▶ _LISTED ENTRIES_:
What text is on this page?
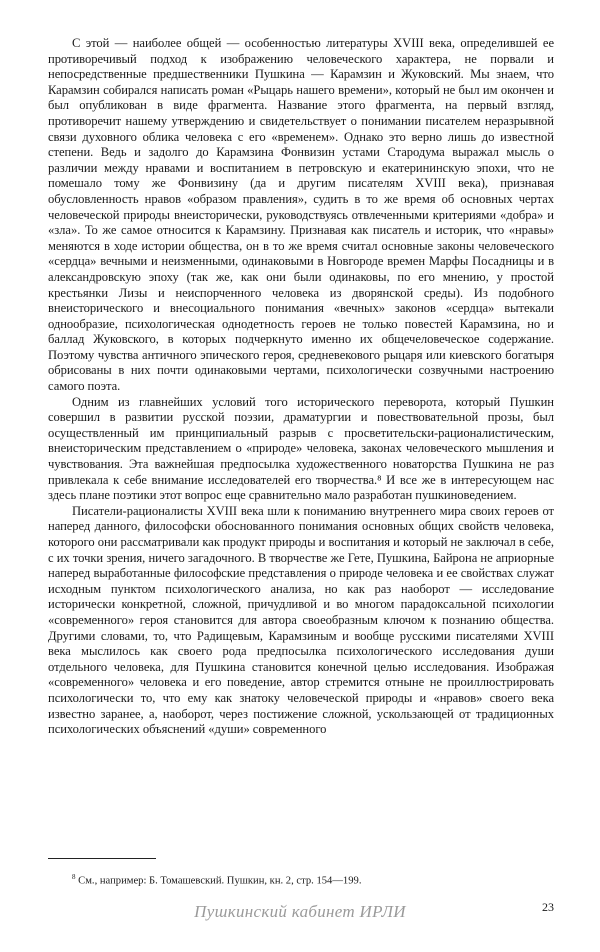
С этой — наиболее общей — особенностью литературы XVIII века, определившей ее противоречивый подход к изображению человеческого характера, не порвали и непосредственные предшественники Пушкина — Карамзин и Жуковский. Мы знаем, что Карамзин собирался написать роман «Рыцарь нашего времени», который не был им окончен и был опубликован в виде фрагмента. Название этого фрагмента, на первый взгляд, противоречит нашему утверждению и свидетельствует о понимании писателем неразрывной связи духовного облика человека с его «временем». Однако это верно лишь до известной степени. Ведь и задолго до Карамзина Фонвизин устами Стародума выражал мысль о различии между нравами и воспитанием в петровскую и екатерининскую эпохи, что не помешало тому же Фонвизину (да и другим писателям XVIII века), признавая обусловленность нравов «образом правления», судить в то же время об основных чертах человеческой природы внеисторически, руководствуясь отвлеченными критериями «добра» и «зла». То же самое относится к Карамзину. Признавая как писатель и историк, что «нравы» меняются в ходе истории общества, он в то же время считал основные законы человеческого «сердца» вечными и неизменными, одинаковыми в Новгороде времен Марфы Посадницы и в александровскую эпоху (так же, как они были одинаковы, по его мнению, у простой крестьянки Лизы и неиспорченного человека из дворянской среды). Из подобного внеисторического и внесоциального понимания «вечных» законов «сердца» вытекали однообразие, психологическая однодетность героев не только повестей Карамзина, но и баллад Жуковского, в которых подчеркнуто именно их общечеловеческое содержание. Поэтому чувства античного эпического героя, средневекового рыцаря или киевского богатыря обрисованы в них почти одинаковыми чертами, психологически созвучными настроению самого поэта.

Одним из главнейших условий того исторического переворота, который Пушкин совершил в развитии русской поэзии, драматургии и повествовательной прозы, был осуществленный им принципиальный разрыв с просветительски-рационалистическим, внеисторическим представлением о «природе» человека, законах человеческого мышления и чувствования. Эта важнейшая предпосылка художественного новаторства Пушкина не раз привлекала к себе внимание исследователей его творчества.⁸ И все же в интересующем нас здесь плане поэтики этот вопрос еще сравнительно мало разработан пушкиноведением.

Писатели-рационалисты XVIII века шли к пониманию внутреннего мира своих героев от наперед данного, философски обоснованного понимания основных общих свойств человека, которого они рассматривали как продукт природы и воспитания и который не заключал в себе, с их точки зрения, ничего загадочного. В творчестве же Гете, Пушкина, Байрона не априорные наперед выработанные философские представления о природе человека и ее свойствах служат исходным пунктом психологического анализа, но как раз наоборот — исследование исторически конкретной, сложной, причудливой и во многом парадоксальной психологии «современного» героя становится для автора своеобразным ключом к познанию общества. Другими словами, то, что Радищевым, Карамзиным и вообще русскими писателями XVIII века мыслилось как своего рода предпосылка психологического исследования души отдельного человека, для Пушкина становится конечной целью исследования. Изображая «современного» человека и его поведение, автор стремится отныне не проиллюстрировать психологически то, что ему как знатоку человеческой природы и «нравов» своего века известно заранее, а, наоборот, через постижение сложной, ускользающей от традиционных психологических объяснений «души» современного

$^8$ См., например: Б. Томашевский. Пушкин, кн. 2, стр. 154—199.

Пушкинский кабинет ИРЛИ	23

==

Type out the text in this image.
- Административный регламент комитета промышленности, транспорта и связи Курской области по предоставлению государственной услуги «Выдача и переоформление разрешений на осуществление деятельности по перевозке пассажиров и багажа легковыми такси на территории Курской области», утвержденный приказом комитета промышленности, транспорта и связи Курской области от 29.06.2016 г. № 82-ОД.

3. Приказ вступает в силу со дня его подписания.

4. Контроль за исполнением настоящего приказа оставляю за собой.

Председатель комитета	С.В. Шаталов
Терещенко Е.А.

▶ _GIVEN TASK_: Gather every line from the listing above in which the word "this" appears.

▶ _WRITTEN SOLUTION_:
What text is on this page?
Type out the text in this image.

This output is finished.